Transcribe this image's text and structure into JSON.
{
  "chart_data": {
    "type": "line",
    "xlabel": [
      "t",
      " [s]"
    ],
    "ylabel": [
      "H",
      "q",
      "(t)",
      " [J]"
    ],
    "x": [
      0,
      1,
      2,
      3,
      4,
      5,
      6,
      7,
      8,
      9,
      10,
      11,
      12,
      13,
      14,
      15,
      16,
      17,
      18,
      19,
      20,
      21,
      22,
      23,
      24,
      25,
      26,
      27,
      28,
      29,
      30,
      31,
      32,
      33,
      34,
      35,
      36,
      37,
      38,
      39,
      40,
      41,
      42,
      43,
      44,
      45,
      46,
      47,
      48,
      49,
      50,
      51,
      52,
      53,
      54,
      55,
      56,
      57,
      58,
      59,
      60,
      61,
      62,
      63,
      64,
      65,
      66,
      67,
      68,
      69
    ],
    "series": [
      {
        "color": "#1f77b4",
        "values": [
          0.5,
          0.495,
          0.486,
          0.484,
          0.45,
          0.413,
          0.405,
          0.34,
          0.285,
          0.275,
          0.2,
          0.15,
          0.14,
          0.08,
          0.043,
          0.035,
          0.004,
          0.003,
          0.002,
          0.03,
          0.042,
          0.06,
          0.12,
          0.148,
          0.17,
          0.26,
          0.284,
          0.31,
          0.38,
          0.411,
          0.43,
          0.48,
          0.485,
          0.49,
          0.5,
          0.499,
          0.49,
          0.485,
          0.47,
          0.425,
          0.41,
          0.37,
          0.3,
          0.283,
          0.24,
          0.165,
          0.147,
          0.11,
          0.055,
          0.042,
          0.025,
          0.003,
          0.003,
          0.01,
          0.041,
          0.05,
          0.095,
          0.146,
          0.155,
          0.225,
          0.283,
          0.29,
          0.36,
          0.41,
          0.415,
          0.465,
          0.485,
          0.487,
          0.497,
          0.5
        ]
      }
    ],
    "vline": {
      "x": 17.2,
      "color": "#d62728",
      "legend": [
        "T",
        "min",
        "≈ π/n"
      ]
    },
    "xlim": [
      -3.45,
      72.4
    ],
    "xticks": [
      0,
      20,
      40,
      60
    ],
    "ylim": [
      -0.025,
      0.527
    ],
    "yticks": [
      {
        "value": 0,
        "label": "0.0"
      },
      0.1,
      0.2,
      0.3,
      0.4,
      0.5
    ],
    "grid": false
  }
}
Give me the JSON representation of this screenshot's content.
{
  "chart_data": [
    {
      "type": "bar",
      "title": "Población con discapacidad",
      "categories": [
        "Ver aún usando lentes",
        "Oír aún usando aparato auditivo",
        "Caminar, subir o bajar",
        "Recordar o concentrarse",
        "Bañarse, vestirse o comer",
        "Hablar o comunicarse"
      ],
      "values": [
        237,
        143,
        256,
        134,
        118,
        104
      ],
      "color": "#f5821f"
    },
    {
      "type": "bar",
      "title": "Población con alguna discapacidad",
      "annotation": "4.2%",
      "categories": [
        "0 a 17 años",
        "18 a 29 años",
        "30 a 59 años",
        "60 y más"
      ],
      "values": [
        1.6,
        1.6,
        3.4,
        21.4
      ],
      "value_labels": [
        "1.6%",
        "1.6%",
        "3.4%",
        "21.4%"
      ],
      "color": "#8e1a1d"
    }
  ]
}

• Requirement
Go through the material and copy out every line with "Población" in it.

• Expected output
      "title": "Población con discapacidad",
      "title": "Población con alguna discapacidad",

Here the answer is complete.